▶

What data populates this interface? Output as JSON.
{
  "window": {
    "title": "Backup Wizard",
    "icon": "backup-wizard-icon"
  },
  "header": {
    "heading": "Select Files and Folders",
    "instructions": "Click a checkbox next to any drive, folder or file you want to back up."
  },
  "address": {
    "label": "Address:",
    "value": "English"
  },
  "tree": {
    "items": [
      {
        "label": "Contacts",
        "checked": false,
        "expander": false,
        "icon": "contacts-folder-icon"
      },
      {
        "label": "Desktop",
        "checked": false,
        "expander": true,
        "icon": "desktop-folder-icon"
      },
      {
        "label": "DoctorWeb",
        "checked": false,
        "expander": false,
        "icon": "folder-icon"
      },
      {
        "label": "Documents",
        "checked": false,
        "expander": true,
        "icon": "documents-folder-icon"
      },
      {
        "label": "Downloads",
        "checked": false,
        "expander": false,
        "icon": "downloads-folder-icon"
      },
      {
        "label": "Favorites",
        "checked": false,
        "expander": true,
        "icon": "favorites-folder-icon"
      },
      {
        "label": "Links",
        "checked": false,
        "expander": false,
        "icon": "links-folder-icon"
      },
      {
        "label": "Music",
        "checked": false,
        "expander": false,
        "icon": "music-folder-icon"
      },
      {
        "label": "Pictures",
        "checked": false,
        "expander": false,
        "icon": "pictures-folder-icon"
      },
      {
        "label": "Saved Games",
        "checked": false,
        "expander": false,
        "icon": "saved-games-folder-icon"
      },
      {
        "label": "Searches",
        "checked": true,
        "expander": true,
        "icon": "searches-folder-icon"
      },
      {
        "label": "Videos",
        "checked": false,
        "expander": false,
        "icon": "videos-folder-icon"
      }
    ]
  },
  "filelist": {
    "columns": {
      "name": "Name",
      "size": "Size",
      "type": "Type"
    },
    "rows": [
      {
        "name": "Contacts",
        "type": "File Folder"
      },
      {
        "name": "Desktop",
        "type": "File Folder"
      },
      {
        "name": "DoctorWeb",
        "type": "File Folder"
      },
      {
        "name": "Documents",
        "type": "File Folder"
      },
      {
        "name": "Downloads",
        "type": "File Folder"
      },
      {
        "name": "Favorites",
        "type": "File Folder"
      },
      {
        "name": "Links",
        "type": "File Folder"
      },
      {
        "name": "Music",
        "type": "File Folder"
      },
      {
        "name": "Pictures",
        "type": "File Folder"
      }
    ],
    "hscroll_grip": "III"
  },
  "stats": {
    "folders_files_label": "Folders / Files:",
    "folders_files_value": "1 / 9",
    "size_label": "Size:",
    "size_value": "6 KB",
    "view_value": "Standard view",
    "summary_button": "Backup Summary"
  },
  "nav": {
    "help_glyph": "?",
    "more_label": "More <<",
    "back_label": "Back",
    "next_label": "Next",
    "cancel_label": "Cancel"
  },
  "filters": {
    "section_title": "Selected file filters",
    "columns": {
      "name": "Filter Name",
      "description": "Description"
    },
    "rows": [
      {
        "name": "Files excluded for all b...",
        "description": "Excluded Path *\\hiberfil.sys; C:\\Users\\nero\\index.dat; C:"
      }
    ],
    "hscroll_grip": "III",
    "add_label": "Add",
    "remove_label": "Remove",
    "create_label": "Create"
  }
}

◀

(Exercise goal):
Please reproduce all of the entries exactly as they stand.

(Answer):
What data populates this interface? Output as JSON.
{
  "window": {
    "title": "Backup Wizard",
    "icon": "backup-wizard-icon"
  },
  "header": {
    "heading": "Select Files and Folders",
    "instructions": "Click a checkbox next to any drive, folder or file you want to back up."
  },
  "address": {
    "label": "Address:",
    "value": "English"
  },
  "tree": {
    "items": [
      {
        "label": "Contacts",
        "checked": false,
        "expander": false,
        "icon": "contacts-folder-icon"
      },
      {
        "label": "Desktop",
        "checked": false,
        "expander": true,
        "icon": "desktop-folder-icon"
      },
      {
        "label": "DoctorWeb",
        "checked": false,
        "expander": false,
        "icon": "folder-icon"
      },
      {
        "label": "Documents",
        "checked": false,
        "expander": true,
        "icon": "documents-folder-icon"
      },
      {
        "label": "Downloads",
        "checked": false,
        "expander": false,
        "icon": "downloads-folder-icon"
      },
      {
        "label": "Favorites",
        "checked": false,
        "expander": true,
        "icon": "favorites-folder-icon"
      },
      {
        "label": "Links",
        "checked": false,
        "expander": false,
        "icon": "links-folder-icon"
      },
      {
        "label": "Music",
        "checked": false,
        "expander": false,
        "icon": "music-folder-icon"
      },
      {
        "label": "Pictures",
        "checked": false,
        "expander": false,
        "icon": "pictures-folder-icon"
      },
      {
        "label": "Saved Games",
        "checked": false,
        "expander": false,
        "icon": "saved-games-folder-icon"
      },
      {
        "label": "Searches",
        "checked": true,
        "expander": true,
        "icon": "searches-folder-icon"
      },
      {
        "label": "Videos",
        "checked": false,
        "expander": false,
        "icon": "videos-folder-icon"
      }
    ]
  },
  "filelist": {
    "columns": {
      "name": "Name",
      "size": "Size",
      "type": "Type"
    },
    "rows": [
      {
        "name": "Contacts",
        "type": "File Folder"
      },
      {
        "name": "Desktop",
        "type": "File Folder"
      },
      {
        "name": "DoctorWeb",
        "type": "File Folder"
      },
      {
        "name": "Documents",
        "type": "File Folder"
      },
      {
        "name": "Downloads",
        "type": "File Folder"
      },
      {
        "name": "Favorites",
        "type": "File Folder"
      },
      {
        "name": "Links",
        "type": "File Folder"
      },
      {
        "name": "Music",
        "type": "File Folder"
      },
      {
        "name": "Pictures",
        "type": "File Folder"
      }
    ],
    "hscroll_grip": "III"
  },
  "stats": {
    "folders_files_label": "Folders / Files:",
    "folders_files_value": "1 / 9",
    "size_label": "Size:",
    "size_value": "6 KB",
    "view_value": "Standard view",
    "summary_button": "Backup Summary"
  },
  "nav": {
    "help_glyph": "?",
    "more_label": "More <<",
    "back_label": "Back",
    "next_label": "Next",
    "cancel_label": "Cancel"
  },
  "filters": {
    "section_title": "Selected file filters",
    "columns": {
      "name": "Filter Name",
      "description": "Description"
    },
    "rows": [
      {
        "name": "Files excluded for all b...",
        "description": "Excluded Path *\\hiberfil.sys; C:\\Users\\nero\\index.dat; C:"
      }
    ],
    "hscroll_grip": "III",
    "add_label": "Add",
    "remove_label": "Remove",
    "create_label": "Create"
  }
}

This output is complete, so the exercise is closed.